Task description: Report each line of the data that includes the word "name".

[Extracted data entries]
..........

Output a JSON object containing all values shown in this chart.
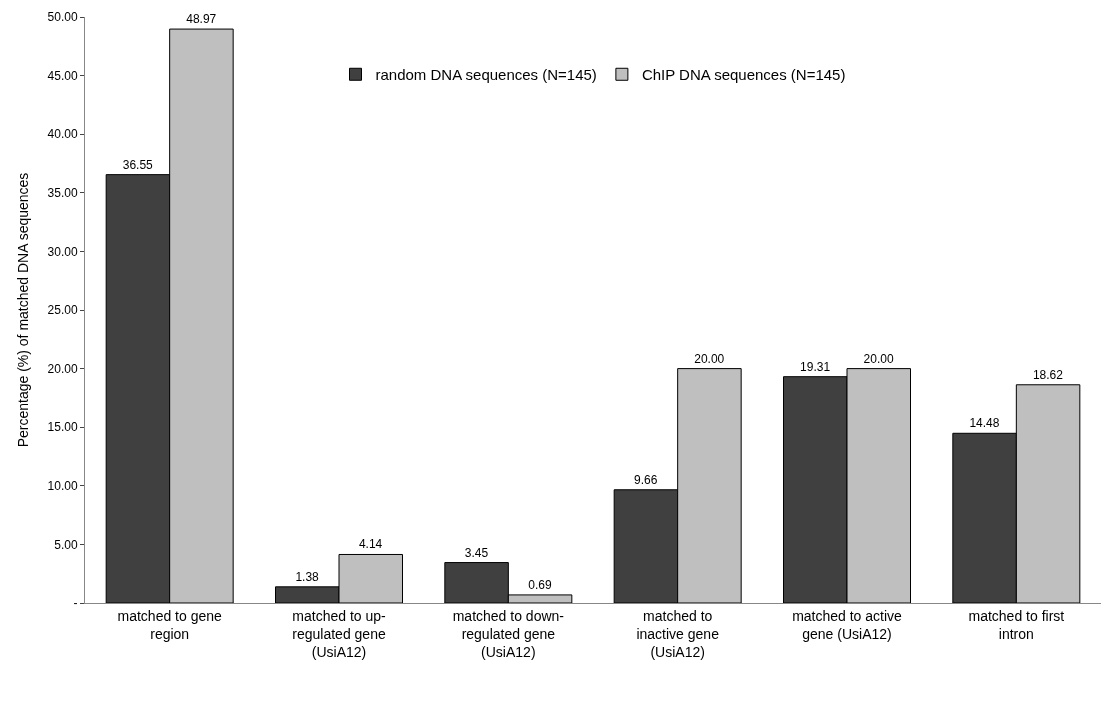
{
  "chart_data": {
    "type": "bar",
    "ylabel": "Percentage (%) of matched DNA sequences",
    "categories": [
      "matched to gene\nregion",
      "matched to up-\nregulated gene\n(UsiA12)",
      "matched to down-\nregulated gene\n(UsiA12)",
      "matched to\ninactive gene\n(UsiA12)",
      "matched to active\ngene (UsiA12)",
      "matched to first\nintron"
    ],
    "series": [
      {
        "name": "random DNA sequences (N=145)",
        "color": "#404040",
        "values": [
          36.55,
          1.38,
          3.45,
          9.66,
          19.31,
          14.48
        ],
        "value_labels": [
          "36.55",
          "1.38",
          "3.45",
          "9.66",
          "19.31",
          "14.48"
        ]
      },
      {
        "name": "ChIP DNA sequences (N=145)",
        "color": "#bfbfbf",
        "values": [
          48.97,
          4.14,
          0.69,
          20.0,
          20.0,
          18.62
        ],
        "value_labels": [
          "48.97",
          "4.14",
          "0.69",
          "20.00",
          "20.00",
          "18.62"
        ]
      }
    ],
    "ylim": [
      0,
      50
    ],
    "yticks": [
      {
        "value": 0,
        "label": "-"
      },
      {
        "value": 5,
        "label": "5.00"
      },
      {
        "value": 10,
        "label": "10.00"
      },
      {
        "value": 15,
        "label": "15.00"
      },
      {
        "value": 20,
        "label": "20.00"
      },
      {
        "value": 25,
        "label": "25.00"
      },
      {
        "value": 30,
        "label": "30.00"
      },
      {
        "value": 35,
        "label": "35.00"
      },
      {
        "value": 40,
        "label": "40.00"
      },
      {
        "value": 45,
        "label": "45.00"
      },
      {
        "value": 50,
        "label": "50.00"
      }
    ],
    "legend": "top"
  }
}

..........

Result for this exercise:
        "name": "random DNA sequences (N=145)",
        "name": "ChIP DNA sequences (N=145)",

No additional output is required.